Dataset records:
____________________

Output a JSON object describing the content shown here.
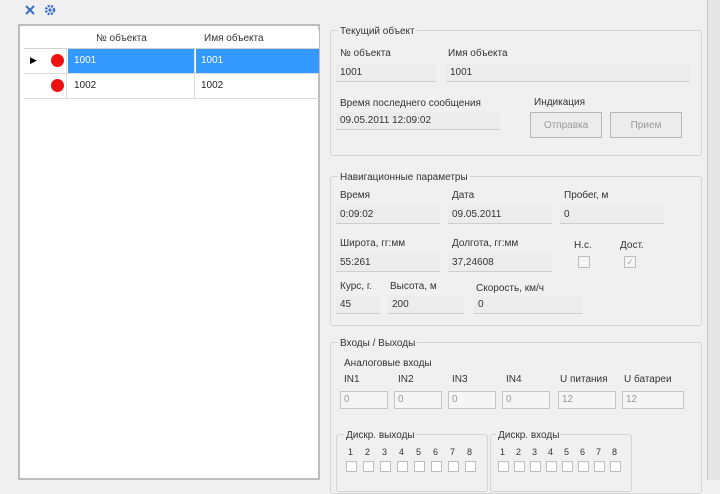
{
  "toolbar": {
    "icons": [
      "close-x-icon",
      "settings-gear-icon"
    ]
  },
  "grid": {
    "columns": [
      "№ объекта",
      "Имя объекта"
    ],
    "rows": [
      {
        "number": "1001",
        "name": "1001",
        "status": "red",
        "selected": true,
        "current": true
      },
      {
        "number": "1002",
        "name": "1002",
        "status": "red",
        "selected": false,
        "current": false
      }
    ]
  },
  "current": {
    "title": "Текущий объект",
    "num_label": "№ объекта",
    "num_value": "1001",
    "name_label": "Имя объекта",
    "name_value": "1001",
    "last_msg_label": "Время последнего сообщения",
    "last_msg_value": "09.05.2011 12:09:02",
    "indication_label": "Индикация",
    "send_button": "Отправка",
    "recv_button": "Прием"
  },
  "nav": {
    "title": "Навигационные параметры",
    "time_label": "Время",
    "time_value": "0:09:02",
    "date_label": "Дата",
    "date_value": "09.05.2011",
    "mileage_label": "Пробег, м",
    "mileage_value": "0",
    "lat_label": "Широта, гг:мм",
    "lat_value": "55:261",
    "lon_label": "Долгота, гг:мм",
    "lon_value": "37,24608",
    "valid_label": "Н.с.",
    "checked_label": "Дост.",
    "course_label": "Курс, г.",
    "course_value": "45",
    "alt_label": "Высота, м",
    "alt_value": "200",
    "speed_label": "Скорость, км/ч",
    "speed_value": "0"
  },
  "io": {
    "title": "Входы / Выходы",
    "analog_title": "Аналоговые входы",
    "analog": [
      {
        "label": "IN1",
        "value": "0"
      },
      {
        "label": "IN2",
        "value": "0"
      },
      {
        "label": "IN3",
        "value": "0"
      },
      {
        "label": "IN4",
        "value": "0"
      },
      {
        "label": "U питания",
        "value": "12"
      },
      {
        "label": "U батареи",
        "value": "12"
      }
    ],
    "dout_title": "Дискр. выходы",
    "dout_bits": [
      "1",
      "2",
      "3",
      "4",
      "5",
      "6",
      "7",
      "8"
    ],
    "din_title": "Дискр. входы",
    "din_bits": [
      "1",
      "2",
      "3",
      "4",
      "5",
      "6",
      "7",
      "8"
    ]
  }
}
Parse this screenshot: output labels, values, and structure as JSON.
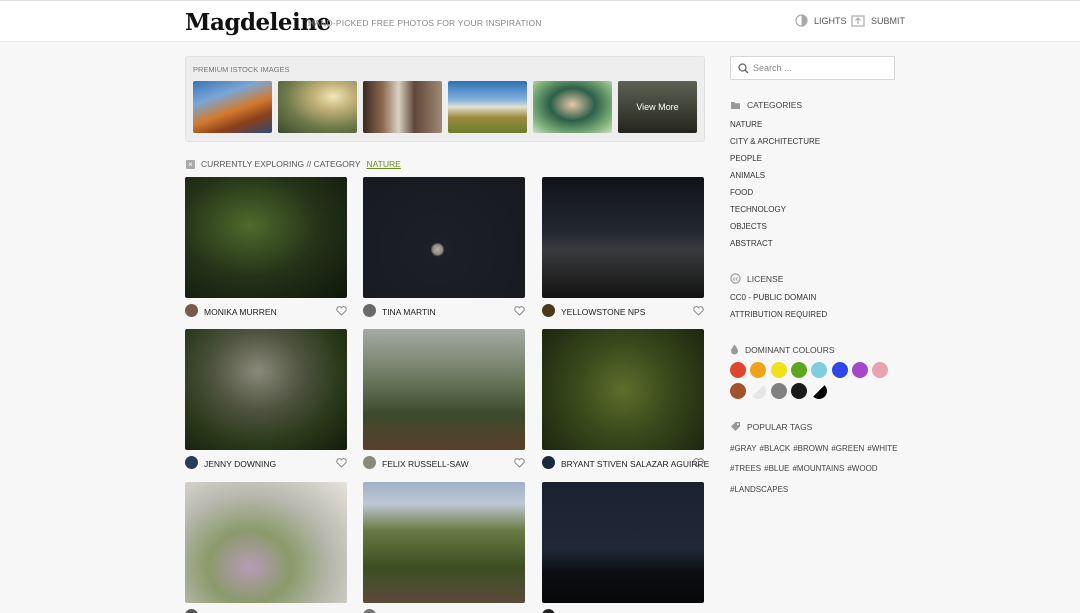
{
  "header": {
    "logo": "Magdeleine",
    "tagline": "HAND-PICKED FREE PHOTOS FOR YOUR INSPIRATION",
    "lights_label": "LIGHTS",
    "submit_label": "SUBMIT"
  },
  "premium": {
    "label": "PREMIUM ISTOCK IMAGES",
    "view_more": "View More"
  },
  "explore": {
    "prefix": "CURRENTLY EXPLORING // CATEGORY",
    "category": "NATURE"
  },
  "photos": [
    {
      "author": "MONIKA MURREN"
    },
    {
      "author": "TINA MARTIN"
    },
    {
      "author": "YELLOWSTONE NPS"
    },
    {
      "author": "JENNY DOWNING"
    },
    {
      "author": "FELIX RUSSELL-SAW"
    },
    {
      "author": "BRYANT STIVEN SALAZAR AGUIRRE"
    },
    {
      "author": ""
    },
    {
      "author": ""
    },
    {
      "author": ""
    }
  ],
  "search": {
    "placeholder": "Search ..."
  },
  "sidebar": {
    "categories_title": "CATEGORIES",
    "categories": [
      "NATURE",
      "CITY & ARCHITECTURE",
      "PEOPLE",
      "ANIMALS",
      "FOOD",
      "TECHNOLOGY",
      "OBJECTS",
      "ABSTRACT"
    ],
    "license_title": "LICENSE",
    "licenses": [
      "CC0 - PUBLIC DOMAIN",
      "ATTRIBUTION REQUIRED"
    ],
    "colours_title": "DOMINANT COLOURS",
    "colours": [
      "#e0452f",
      "#f0a21a",
      "#f2e11a",
      "#5ea61e",
      "#7ecde0",
      "#2f46e8",
      "#a447c9",
      "#e8a3b0",
      "#a2532c",
      "#eeeeee",
      "#808080",
      "#1b1b1b",
      "#000000"
    ],
    "tags_title": "POPULAR TAGS",
    "tags_row1": [
      "#GRAY",
      "#BLACK",
      "#BROWN",
      "#GREEN",
      "#WHITE"
    ],
    "tags_row2": [
      "#TREES",
      "#BLUE",
      "#MOUNTAINS",
      "#WOOD"
    ],
    "tags_row3": [
      "#LANDSCAPES"
    ]
  }
}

____________________

[Exercise aim]
Write out every entry again word for word, without any of the pictures.

[Response]
Output a JSON object describing the content shown here.
{
  "toolbar": {
    "icons": [
      "close-x-icon",
      "settings-gear-icon"
    ]
  },
  "grid": {
    "columns": [
      "№ объекта",
      "Имя объекта"
    ],
    "rows": [
      {
        "number": "1001",
        "name": "1001",
        "status": "red",
        "selected": true,
        "current": true
      },
      {
        "number": "1002",
        "name": "1002",
        "status": "red",
        "selected": false,
        "current": false
      }
    ]
  },
  "current": {
    "title": "Текущий объект",
    "num_label": "№ объекта",
    "num_value": "1001",
    "name_label": "Имя объекта",
    "name_value": "1001",
    "last_msg_label": "Время последнего сообщения",
    "last_msg_value": "09.05.2011 12:09:02",
    "indication_label": "Индикация",
    "send_button": "Отправка",
    "recv_button": "Прием"
  },
  "nav": {
    "title": "Навигационные параметры",
    "time_label": "Время",
    "time_value": "0:09:02",
    "date_label": "Дата",
    "date_value": "09.05.2011",
    "mileage_label": "Пробег, м",
    "mileage_value": "0",
    "lat_label": "Широта, гг:мм",
    "lat_value": "55:261",
    "lon_label": "Долгота, гг:мм",
    "lon_value": "37,24608",
    "valid_label": "Н.с.",
    "checked_label": "Дост.",
    "course_label": "Курс, г.",
    "course_value": "45",
    "alt_label": "Высота, м",
    "alt_value": "200",
    "speed_label": "Скорость, км/ч",
    "speed_value": "0"
  },
  "io": {
    "title": "Входы / Выходы",
    "analog_title": "Аналоговые входы",
    "analog": [
      {
        "label": "IN1",
        "value": "0"
      },
      {
        "label": "IN2",
        "value": "0"
      },
      {
        "label": "IN3",
        "value": "0"
      },
      {
        "label": "IN4",
        "value": "0"
      },
      {
        "label": "U питания",
        "value": "12"
      },
      {
        "label": "U батареи",
        "value": "12"
      }
    ],
    "dout_title": "Дискр. выходы",
    "dout_bits": [
      "1",
      "2",
      "3",
      "4",
      "5",
      "6",
      "7",
      "8"
    ],
    "din_title": "Дискр. входы",
    "din_bits": [
      "1",
      "2",
      "3",
      "4",
      "5",
      "6",
      "7",
      "8"
    ]
  }
}
Parse this screenshot: output labels, values, and structure as JSON.
{
  "header": {
    "logo": "Magdeleine",
    "tagline": "HAND-PICKED FREE PHOTOS FOR YOUR INSPIRATION",
    "lights_label": "LIGHTS",
    "submit_label": "SUBMIT"
  },
  "premium": {
    "label": "PREMIUM ISTOCK IMAGES",
    "view_more": "View More"
  },
  "explore": {
    "prefix": "CURRENTLY EXPLORING // CATEGORY",
    "category": "NATURE"
  },
  "photos": [
    {
      "author": "MONIKA MURREN"
    },
    {
      "author": "TINA MARTIN"
    },
    {
      "author": "YELLOWSTONE NPS"
    },
    {
      "author": "JENNY DOWNING"
    },
    {
      "author": "FELIX RUSSELL-SAW"
    },
    {
      "author": "BRYANT STIVEN SALAZAR AGUIRRE"
    },
    {
      "author": ""
    },
    {
      "author": ""
    },
    {
      "author": ""
    }
  ],
  "search": {
    "placeholder": "Search ..."
  },
  "sidebar": {
    "categories_title": "CATEGORIES",
    "categories": [
      "NATURE",
      "CITY & ARCHITECTURE",
      "PEOPLE",
      "ANIMALS",
      "FOOD",
      "TECHNOLOGY",
      "OBJECTS",
      "ABSTRACT"
    ],
    "license_title": "LICENSE",
    "licenses": [
      "CC0 - PUBLIC DOMAIN",
      "ATTRIBUTION REQUIRED"
    ],
    "colours_title": "DOMINANT COLOURS",
    "colours": [
      "#e0452f",
      "#f0a21a",
      "#f2e11a",
      "#5ea61e",
      "#7ecde0",
      "#2f46e8",
      "#a447c9",
      "#e8a3b0",
      "#a2532c",
      "#eeeeee",
      "#808080",
      "#1b1b1b",
      "#000000"
    ],
    "tags_title": "POPULAR TAGS",
    "tags_row1": [
      "#GRAY",
      "#BLACK",
      "#BROWN",
      "#GREEN",
      "#WHITE"
    ],
    "tags_row2": [
      "#TREES",
      "#BLUE",
      "#MOUNTAINS",
      "#WOOD"
    ],
    "tags_row3": [
      "#LANDSCAPES"
    ]
  }
}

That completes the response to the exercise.